** start of GIVEN ENTRIES **

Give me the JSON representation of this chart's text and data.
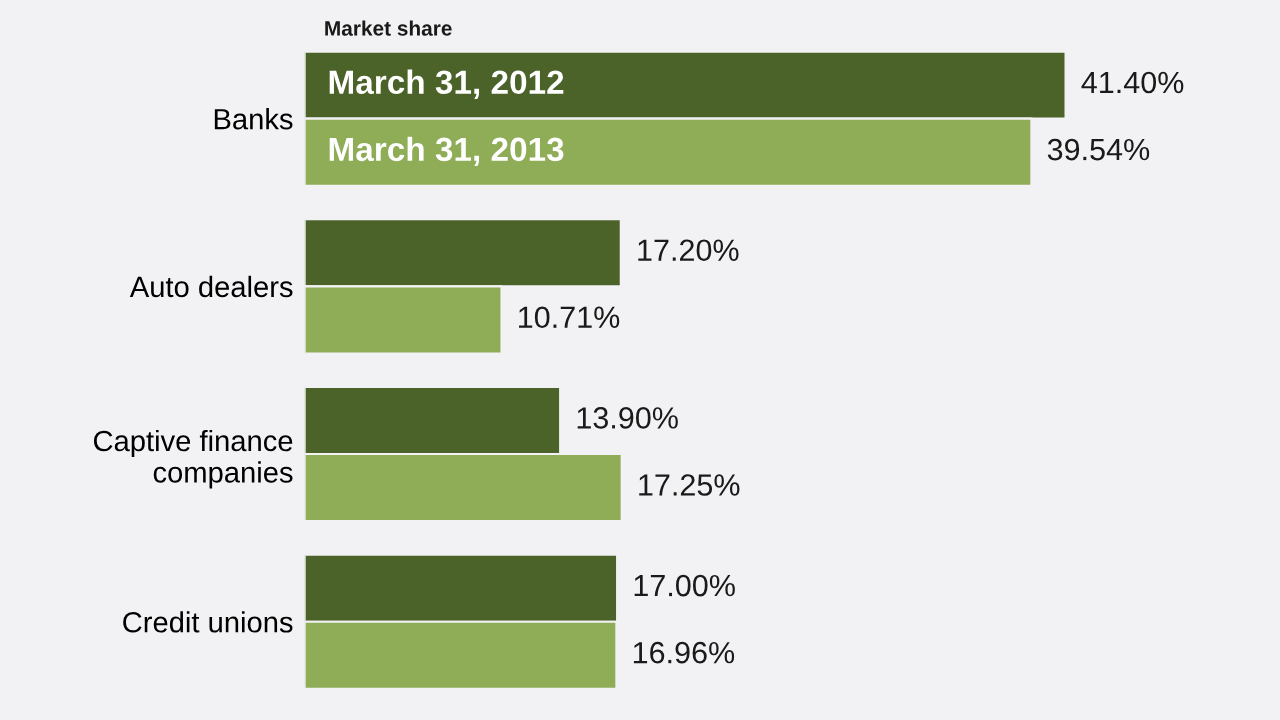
{
  "chart_data": {
    "type": "bar",
    "orientation": "horizontal",
    "title": "Market share",
    "categories": [
      "Banks",
      "Auto dealers",
      "Captive finance\ncompanies",
      "Credit unions"
    ],
    "series": [
      {
        "name": "March 31, 2012",
        "color": "#4b6329",
        "values": [
          41.4,
          17.2,
          13.9,
          17.0
        ],
        "value_labels": [
          "41.40%",
          "17.20%",
          "13.90%",
          "17.00%"
        ]
      },
      {
        "name": "March 31, 2013",
        "color": "#8fac57",
        "values": [
          39.54,
          10.71,
          17.25,
          16.96
        ],
        "value_labels": [
          "39.54%",
          "10.71%",
          "17.25%",
          "16.96%"
        ]
      }
    ],
    "grid": false,
    "legend": false,
    "tick_labels": "y"
  }
}
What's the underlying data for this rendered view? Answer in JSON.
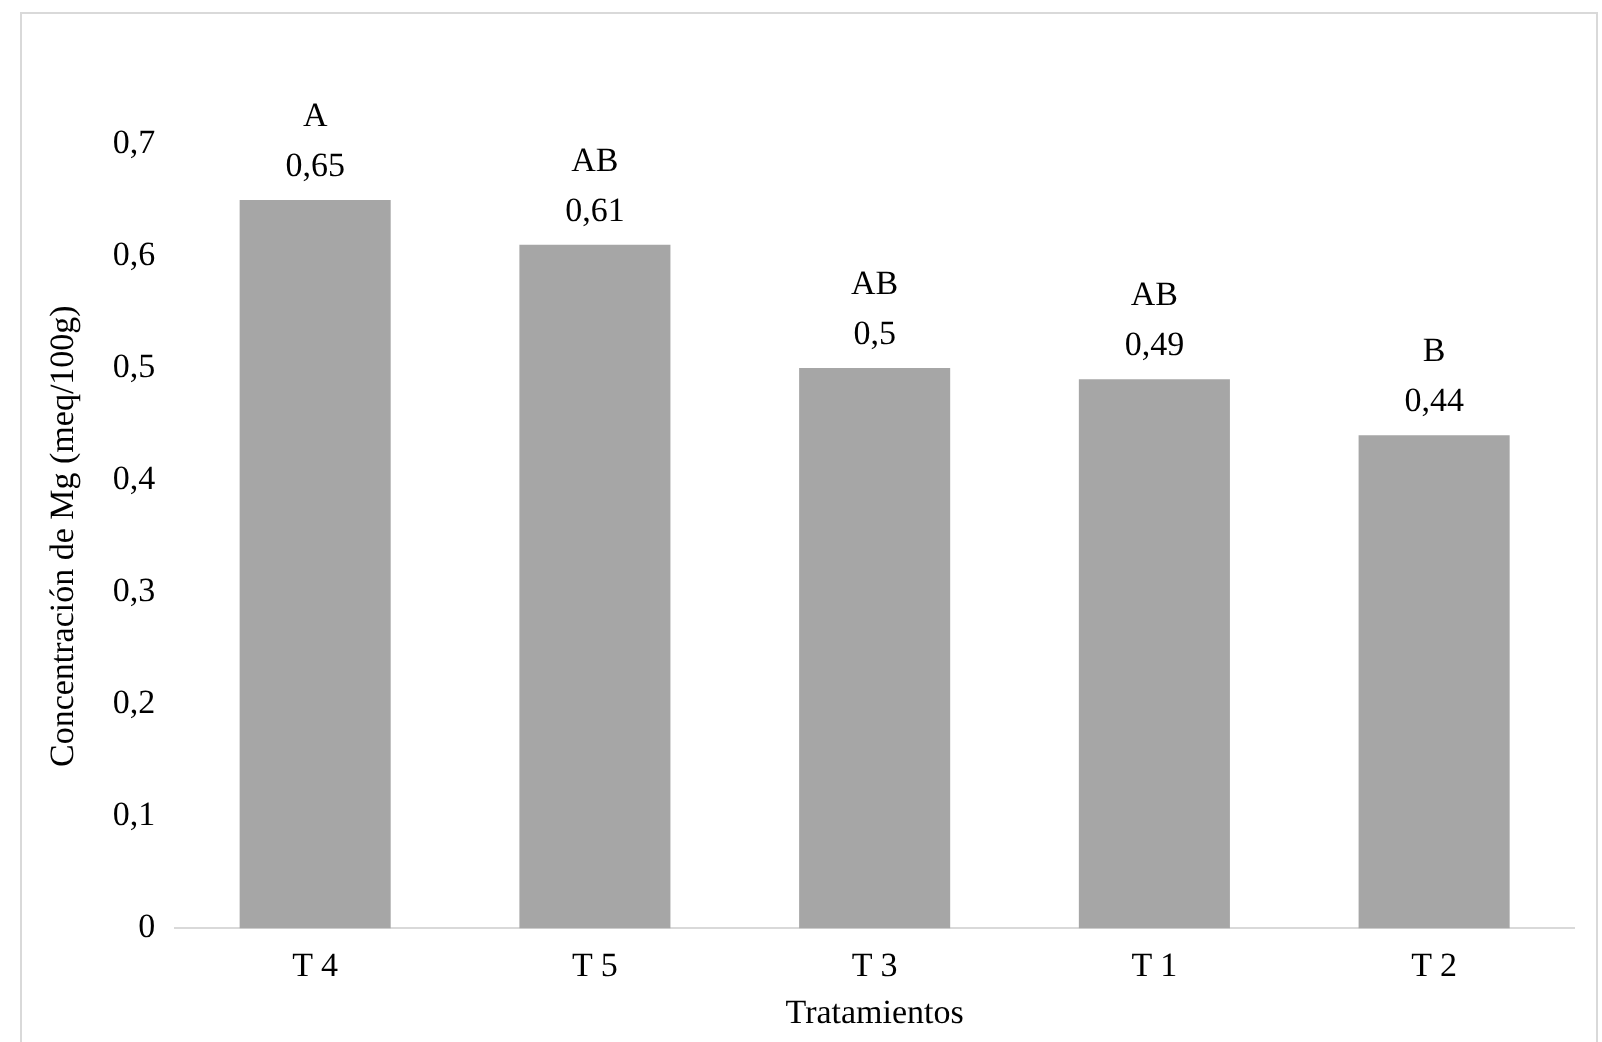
{
  "chart_data": {
    "type": "bar",
    "xlabel": "Tratamientos",
    "ylabel": "Concentración de Mg (meq/100g)",
    "categories": [
      "T 4",
      "T 5",
      "T 3",
      "T 1",
      "T 2"
    ],
    "values": [
      0.65,
      0.61,
      0.5,
      0.49,
      0.44
    ],
    "value_labels": [
      "0,65",
      "0,61",
      "0,5",
      "0,49",
      "0,44"
    ],
    "color": "#a6a6a6",
    "ylim": [
      0,
      0.7
    ],
    "yticks": [
      {
        "value": 0,
        "label": "0"
      },
      {
        "value": 0.1,
        "label": "0,1"
      },
      {
        "value": 0.2,
        "label": "0,2"
      },
      {
        "value": 0.3,
        "label": "0,3"
      },
      {
        "value": 0.4,
        "label": "0,4"
      },
      {
        "value": 0.5,
        "label": "0,5"
      },
      {
        "value": 0.6,
        "label": "0,6"
      },
      {
        "value": 0.7,
        "label": "0,7"
      }
    ],
    "annotations": [
      {
        "text": "A",
        "x": "T 4",
        "y": 0.65
      },
      {
        "text": "AB",
        "x": "T 5",
        "y": 0.61
      },
      {
        "text": "AB",
        "x": "T 3",
        "y": 0.5
      },
      {
        "text": "AB",
        "x": "T 1",
        "y": 0.49
      },
      {
        "text": "B",
        "x": "T 2",
        "y": 0.44
      }
    ],
    "grid": false,
    "legend": false
  }
}
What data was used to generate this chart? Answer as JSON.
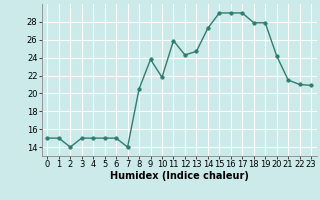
{
  "x": [
    0,
    1,
    2,
    3,
    4,
    5,
    6,
    7,
    8,
    9,
    10,
    11,
    12,
    13,
    14,
    15,
    16,
    17,
    18,
    19,
    20,
    21,
    22,
    23
  ],
  "y": [
    15,
    15,
    14,
    15,
    15,
    15,
    15,
    14,
    20.5,
    23.8,
    21.8,
    25.9,
    24.3,
    24.7,
    27.3,
    29.0,
    29.0,
    29.0,
    27.9,
    27.9,
    24.2,
    21.5,
    21.0,
    20.9
  ],
  "line_color": "#2e7d6e",
  "marker_color": "#2e7d6e",
  "bg_color": "#cceaea",
  "grid_color": "#ffffff",
  "xlabel": "Humidex (Indice chaleur)",
  "ylim": [
    13,
    30
  ],
  "yticks": [
    14,
    16,
    18,
    20,
    22,
    24,
    26,
    28
  ],
  "xlim": [
    -0.5,
    23.5
  ],
  "xticks": [
    0,
    1,
    2,
    3,
    4,
    5,
    6,
    7,
    8,
    9,
    10,
    11,
    12,
    13,
    14,
    15,
    16,
    17,
    18,
    19,
    20,
    21,
    22,
    23
  ],
  "xtick_labels": [
    "0",
    "1",
    "2",
    "3",
    "4",
    "5",
    "6",
    "7",
    "8",
    "9",
    "10",
    "11",
    "12",
    "13",
    "14",
    "15",
    "16",
    "17",
    "18",
    "19",
    "20",
    "21",
    "22",
    "23"
  ],
  "linewidth": 1.0,
  "markersize": 2.5,
  "tick_fontsize": 6.0,
  "xlabel_fontsize": 7.0
}
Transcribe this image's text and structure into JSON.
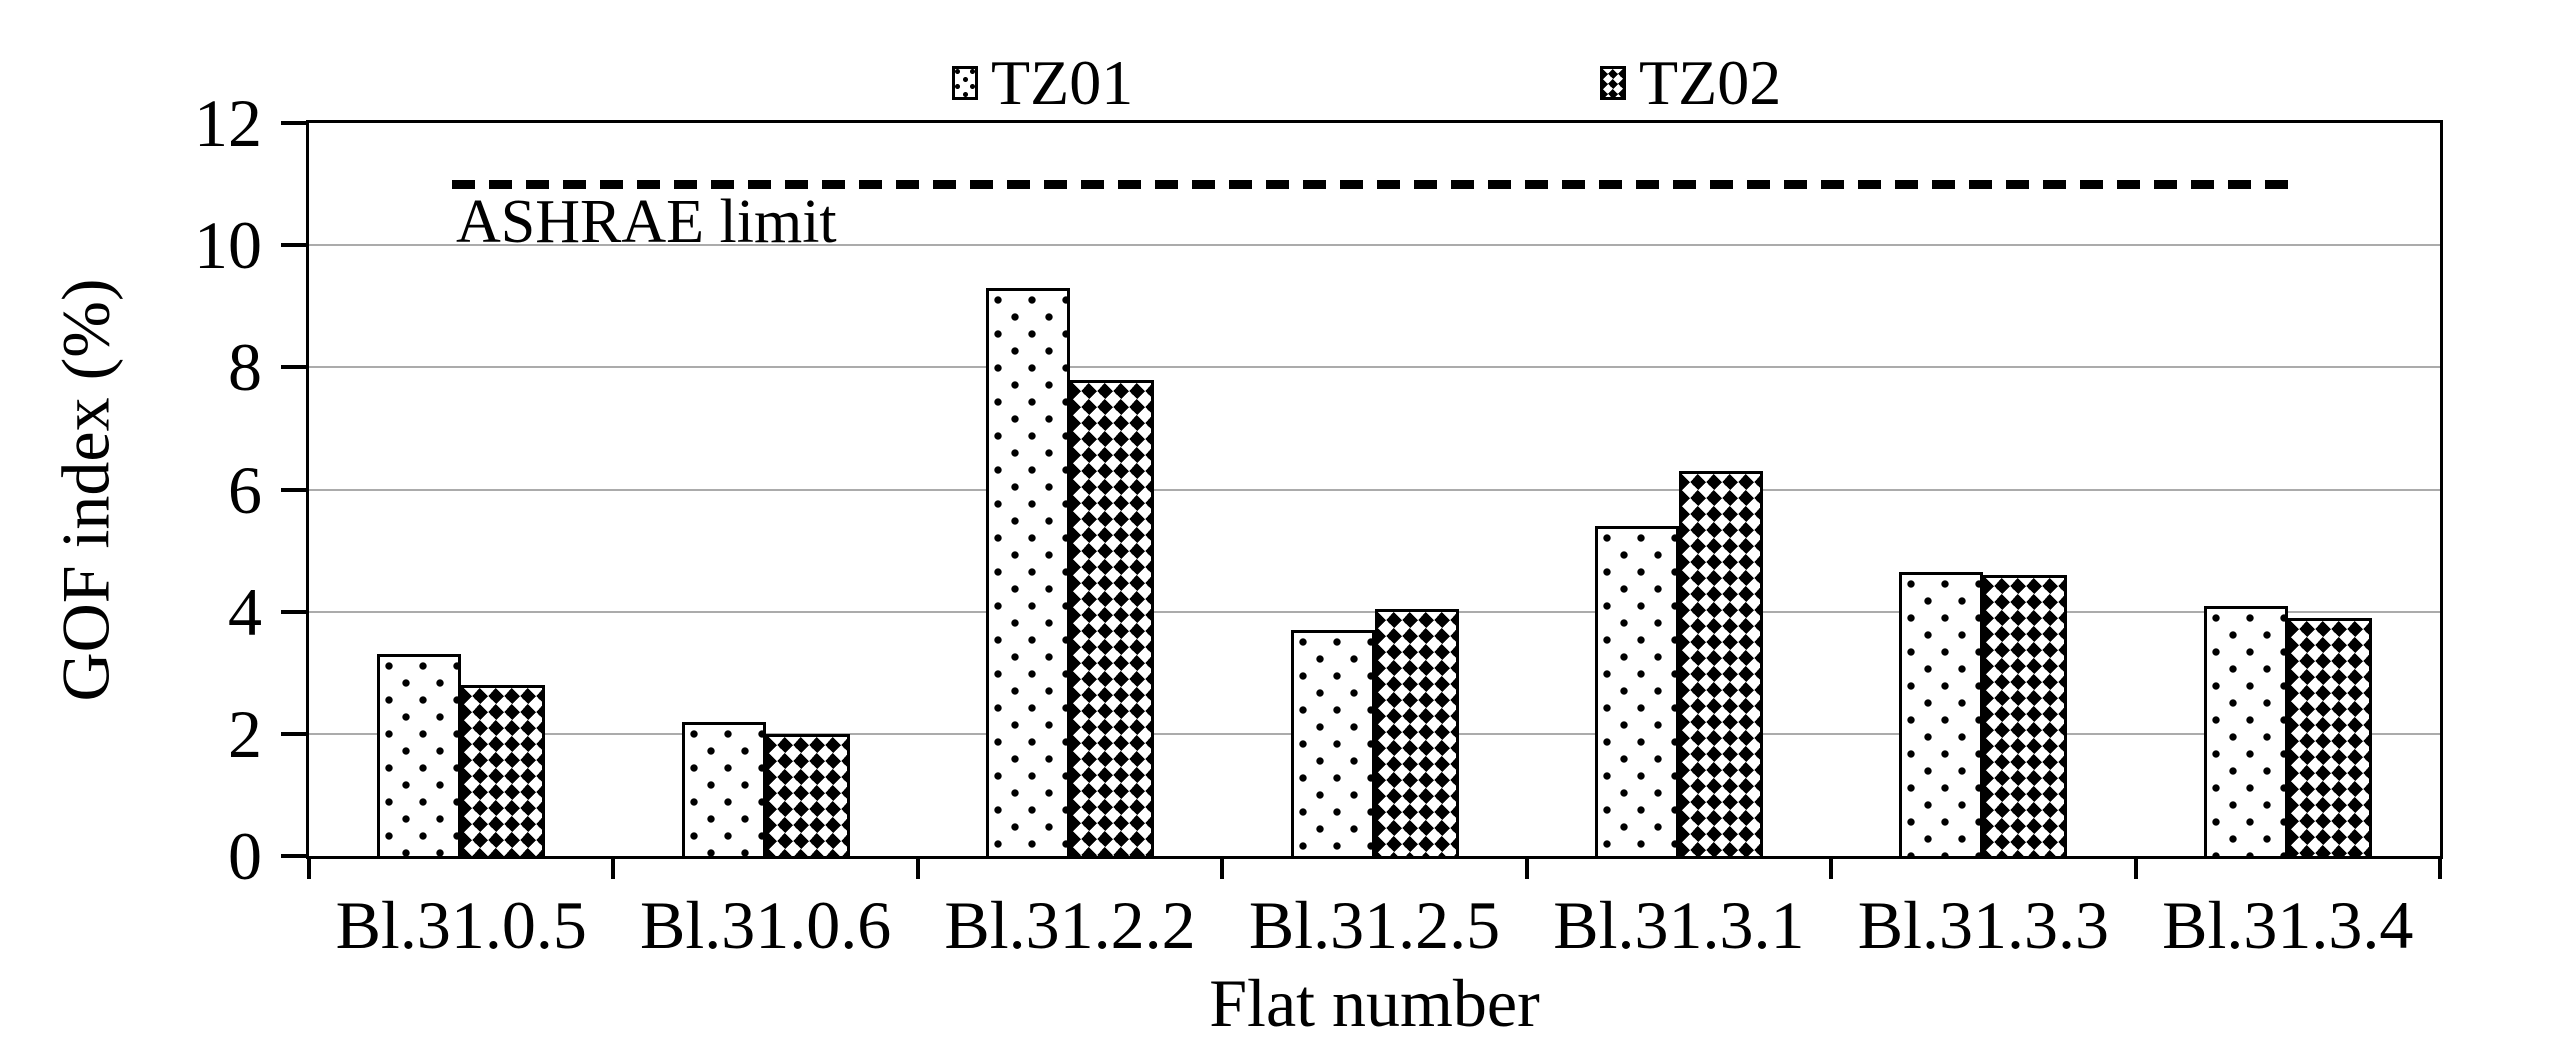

** end of GIVEN ENTRIES **

● TASK OBJECTIVE: Scan the material above for the string "JSON" and return the lines that hold it.

● ANSWER TO THE TASK:
Give me the JSON representation of this chart's text and data.
What's the underlying data for this rendered view? Answer in JSON.
What data was used to generate this chart? Answer as JSON.
Transcribe this image's text and structure into JSON.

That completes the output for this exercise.